** Consigna **
Reescribe el relato sobre Silvio Rodríguez de "Para hacer preguntas, uno" a "denso, más tenebroso.", poniendo "miedo" donde dice "pánico".

Era una marca de por vida, aunque por aquel tiempo sólo pareciera una simple marca. Cada vez que le daba play a Ojalá, tenía que devolver la cinta y retornar a Ojalá. Cantar un día “Ojalá se te acabe la mirada constante, la palabra precisa, la sonrisa perfecta”, y morir porque alguna noche mágica una mujer sin años me la cantara. Y otro día, “Ojalá que tu nombre se le olvide a esa voz”. Habré escuchado el cassette mil veces, y se lo habré hecho escuchar a cientos de personas. Cuando supe que el autor y el que cantaba se llamaba Silvio Rodríguez, empecé a indagar por él con gente de música. Me dijeron que era cubano, que hacía parte de lo que se denominaba La nueva trova cubana, y que le cantaba al Che y a la Revolución y al amor libre. Como poseído, busqué discos y cassettes, pero por aquel tiempo no vendían nada de él. Lo que se encontraba eran grabaciones que pasaban de mano en mano, como el cassette de mi amiga.

Y pasaban de mano en mano a escondidas, pues su música era subversiva, decían, y añadían que a muchos los habían encarcelado por oírla. Después de Ojalá, estudié sobre Cuba, sobre la Revolución, sobre el Che y Fidel Castro y Camilo Cienfuegos, y me fui dejando seducir por sus ideas, por sus luchas, por sus obras y sus canciones. Por varios años, me dediqué a adquirir todo lo que hubiera sobre Rodríguez y sus compañeros, Pablo Milanés, Noel Nicola, Sara González, Vicente Feliú, y asistí a diversas reuniones de subversivos colombianos. El mantel, como decía un poema de Octavio Paz, olía a pólvora. Unos años más tarde, empecé a trabajar como periodista y alguien me invitó a una rueda de prensa con Silvio Rodríguez, que iba a ofrecer un recital la noche siguiente. Era en un hotel, en el área de la piscina.

Para hacer preguntas, uno debía acercarse a un micrófono muy lejano, que estaba del otro lado de la piscina donde habían ubicado a Rodríguez. Yo no tenía presupuestado preguntar nada. Las multitudes siempre me han hecho sentir pánico. Pero dijeron mi nombre por un parlante: “Ahora pregunta Fernando Araújo Vélez, de la revista Cromos”. Las circunstancias me habían obligado. Me levanté, caminé muy despacio, temblando y pensando en mi pregunta. Cuando llegué al micrófono, una especie de lámpara pegada al piso, saludé y se me olvidó lo que había pensado. Pasaron uno, dos y tres y diez y 30 segundos y yo temblaba cada vez más, ante un silencio que era cada vez más denso, más tenebroso.

** Registros almacenados **
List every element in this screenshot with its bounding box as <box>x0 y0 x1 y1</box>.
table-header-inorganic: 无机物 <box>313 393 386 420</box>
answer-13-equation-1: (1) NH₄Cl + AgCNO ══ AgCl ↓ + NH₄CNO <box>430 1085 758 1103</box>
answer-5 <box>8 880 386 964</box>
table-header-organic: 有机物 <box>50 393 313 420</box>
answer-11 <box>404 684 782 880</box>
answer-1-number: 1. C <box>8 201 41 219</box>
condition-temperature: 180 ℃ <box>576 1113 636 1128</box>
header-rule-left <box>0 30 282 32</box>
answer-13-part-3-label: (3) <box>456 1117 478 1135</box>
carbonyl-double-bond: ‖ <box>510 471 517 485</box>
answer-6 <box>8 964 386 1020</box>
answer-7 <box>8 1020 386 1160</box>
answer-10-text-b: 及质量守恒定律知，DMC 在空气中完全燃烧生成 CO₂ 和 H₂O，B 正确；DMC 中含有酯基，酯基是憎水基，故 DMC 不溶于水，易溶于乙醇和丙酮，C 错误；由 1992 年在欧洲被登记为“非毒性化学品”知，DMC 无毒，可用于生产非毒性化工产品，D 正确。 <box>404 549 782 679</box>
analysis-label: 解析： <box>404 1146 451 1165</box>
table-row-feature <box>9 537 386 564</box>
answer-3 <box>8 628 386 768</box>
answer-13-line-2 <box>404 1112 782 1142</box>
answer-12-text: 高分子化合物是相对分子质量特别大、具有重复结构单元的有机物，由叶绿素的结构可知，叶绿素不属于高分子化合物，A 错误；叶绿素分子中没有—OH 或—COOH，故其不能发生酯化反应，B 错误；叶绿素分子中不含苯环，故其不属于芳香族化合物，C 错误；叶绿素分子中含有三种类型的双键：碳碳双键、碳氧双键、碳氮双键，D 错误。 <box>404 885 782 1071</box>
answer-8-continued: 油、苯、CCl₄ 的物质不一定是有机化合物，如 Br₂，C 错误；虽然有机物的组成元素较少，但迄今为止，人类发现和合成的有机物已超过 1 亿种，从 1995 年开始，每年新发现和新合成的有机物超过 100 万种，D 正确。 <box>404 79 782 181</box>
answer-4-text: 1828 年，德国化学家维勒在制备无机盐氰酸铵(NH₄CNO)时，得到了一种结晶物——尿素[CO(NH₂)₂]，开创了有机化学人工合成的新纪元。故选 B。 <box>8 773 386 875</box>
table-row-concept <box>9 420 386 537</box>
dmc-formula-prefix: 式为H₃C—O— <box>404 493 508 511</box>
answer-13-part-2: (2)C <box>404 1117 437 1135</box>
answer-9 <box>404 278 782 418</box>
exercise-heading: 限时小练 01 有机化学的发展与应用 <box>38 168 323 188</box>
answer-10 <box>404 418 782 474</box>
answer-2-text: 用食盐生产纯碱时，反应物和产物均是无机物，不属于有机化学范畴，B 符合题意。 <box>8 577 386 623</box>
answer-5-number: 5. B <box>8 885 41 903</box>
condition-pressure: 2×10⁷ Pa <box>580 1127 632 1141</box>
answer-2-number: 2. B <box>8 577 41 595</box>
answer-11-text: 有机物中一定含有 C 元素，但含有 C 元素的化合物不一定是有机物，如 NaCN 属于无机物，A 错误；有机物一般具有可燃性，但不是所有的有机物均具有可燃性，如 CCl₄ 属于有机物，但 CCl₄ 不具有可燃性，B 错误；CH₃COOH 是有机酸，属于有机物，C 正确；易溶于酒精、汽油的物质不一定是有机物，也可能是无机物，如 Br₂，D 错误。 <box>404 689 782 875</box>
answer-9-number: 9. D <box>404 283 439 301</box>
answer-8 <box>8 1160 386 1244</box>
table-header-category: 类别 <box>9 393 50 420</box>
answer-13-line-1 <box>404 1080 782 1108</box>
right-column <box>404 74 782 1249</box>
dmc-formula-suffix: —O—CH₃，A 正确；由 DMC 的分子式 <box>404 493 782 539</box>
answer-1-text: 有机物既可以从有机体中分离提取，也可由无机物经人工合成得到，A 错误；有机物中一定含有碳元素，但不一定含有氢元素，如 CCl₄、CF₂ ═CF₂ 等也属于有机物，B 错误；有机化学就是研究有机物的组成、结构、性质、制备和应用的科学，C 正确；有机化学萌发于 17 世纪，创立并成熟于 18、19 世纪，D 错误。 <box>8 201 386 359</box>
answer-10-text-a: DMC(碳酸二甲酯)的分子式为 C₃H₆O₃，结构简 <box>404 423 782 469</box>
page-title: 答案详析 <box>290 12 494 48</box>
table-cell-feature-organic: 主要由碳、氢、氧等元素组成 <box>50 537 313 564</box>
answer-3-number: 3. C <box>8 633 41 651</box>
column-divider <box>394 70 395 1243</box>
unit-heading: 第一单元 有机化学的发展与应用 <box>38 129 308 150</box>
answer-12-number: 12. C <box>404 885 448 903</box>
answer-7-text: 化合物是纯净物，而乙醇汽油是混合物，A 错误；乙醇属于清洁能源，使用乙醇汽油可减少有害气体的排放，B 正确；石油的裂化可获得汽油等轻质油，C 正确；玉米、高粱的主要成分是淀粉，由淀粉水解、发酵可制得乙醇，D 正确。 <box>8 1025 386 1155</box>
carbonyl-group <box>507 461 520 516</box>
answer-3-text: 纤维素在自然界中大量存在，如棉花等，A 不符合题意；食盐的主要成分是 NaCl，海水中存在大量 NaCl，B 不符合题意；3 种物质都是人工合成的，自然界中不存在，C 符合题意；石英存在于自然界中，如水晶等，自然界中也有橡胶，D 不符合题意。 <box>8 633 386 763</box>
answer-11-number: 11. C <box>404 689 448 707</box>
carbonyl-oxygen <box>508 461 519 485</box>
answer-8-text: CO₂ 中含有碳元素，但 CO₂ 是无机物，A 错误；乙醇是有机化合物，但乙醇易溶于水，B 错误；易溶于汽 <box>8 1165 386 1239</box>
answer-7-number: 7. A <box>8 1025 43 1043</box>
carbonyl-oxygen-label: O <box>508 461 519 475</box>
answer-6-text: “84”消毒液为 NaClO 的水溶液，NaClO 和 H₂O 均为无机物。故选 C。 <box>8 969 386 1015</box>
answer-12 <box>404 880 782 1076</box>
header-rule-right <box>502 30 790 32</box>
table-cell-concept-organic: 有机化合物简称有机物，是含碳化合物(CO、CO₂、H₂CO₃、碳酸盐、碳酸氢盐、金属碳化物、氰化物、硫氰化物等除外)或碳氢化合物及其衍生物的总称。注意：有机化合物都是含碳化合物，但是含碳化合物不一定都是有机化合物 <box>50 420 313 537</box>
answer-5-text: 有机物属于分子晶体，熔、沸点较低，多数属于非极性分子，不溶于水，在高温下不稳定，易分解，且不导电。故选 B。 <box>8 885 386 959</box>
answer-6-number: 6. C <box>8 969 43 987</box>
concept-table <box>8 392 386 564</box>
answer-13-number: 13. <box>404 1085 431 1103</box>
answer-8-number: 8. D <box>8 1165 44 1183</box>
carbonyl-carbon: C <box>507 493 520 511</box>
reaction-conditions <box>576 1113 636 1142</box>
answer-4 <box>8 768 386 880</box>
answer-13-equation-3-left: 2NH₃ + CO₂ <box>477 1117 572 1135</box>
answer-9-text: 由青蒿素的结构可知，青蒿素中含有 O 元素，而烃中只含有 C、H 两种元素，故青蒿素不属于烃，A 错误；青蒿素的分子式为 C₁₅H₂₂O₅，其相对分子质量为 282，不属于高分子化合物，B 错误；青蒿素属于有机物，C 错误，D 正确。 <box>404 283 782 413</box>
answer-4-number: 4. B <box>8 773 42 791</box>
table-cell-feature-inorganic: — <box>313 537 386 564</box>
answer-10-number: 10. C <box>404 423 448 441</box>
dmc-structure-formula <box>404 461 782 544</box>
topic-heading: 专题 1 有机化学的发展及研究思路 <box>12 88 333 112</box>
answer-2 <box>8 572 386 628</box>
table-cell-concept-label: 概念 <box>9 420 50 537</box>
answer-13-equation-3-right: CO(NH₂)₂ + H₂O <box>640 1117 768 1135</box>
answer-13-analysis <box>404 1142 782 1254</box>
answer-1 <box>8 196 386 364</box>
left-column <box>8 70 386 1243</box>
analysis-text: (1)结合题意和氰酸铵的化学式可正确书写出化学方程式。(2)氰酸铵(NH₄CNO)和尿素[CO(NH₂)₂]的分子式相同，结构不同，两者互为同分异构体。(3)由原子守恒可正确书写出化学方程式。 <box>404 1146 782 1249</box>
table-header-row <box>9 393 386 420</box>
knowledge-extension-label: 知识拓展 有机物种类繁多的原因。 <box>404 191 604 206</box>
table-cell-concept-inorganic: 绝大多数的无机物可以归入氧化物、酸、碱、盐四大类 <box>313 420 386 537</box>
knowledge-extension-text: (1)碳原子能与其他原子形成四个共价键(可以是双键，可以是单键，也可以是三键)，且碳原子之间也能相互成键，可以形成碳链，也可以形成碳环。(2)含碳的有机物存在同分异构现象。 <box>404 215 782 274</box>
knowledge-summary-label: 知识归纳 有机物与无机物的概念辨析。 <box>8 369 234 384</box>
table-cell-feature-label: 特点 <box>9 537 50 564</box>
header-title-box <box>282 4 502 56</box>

** Espacio de respuesta **
Para hacer preguntas, uno debía acercarse a un micrófono muy lejano, que estaba del otro lado de la piscina donde habían ubicado a Rodríguez. Yo no tenía presupuestado preguntar nada. Las multitudes siempre me han hecho sentir miedo. Pero dijeron mi nombre por un parlante: “Ahora pregunta Fernando Araújo Vélez, de la revista Cromos”. Las circunstancias me habían obligado. Me levanté, caminé muy despacio, temblando y pensando en mi pregunta. Cuando llegué al micrófono, una especie de lámpara pegada al piso, saludé y se me olvidó lo que había pensado. Pasaron uno, dos y tres y diez y 30 segundos y yo temblaba cada vez más, ante un silencio que era cada vez más denso, más tenebroso.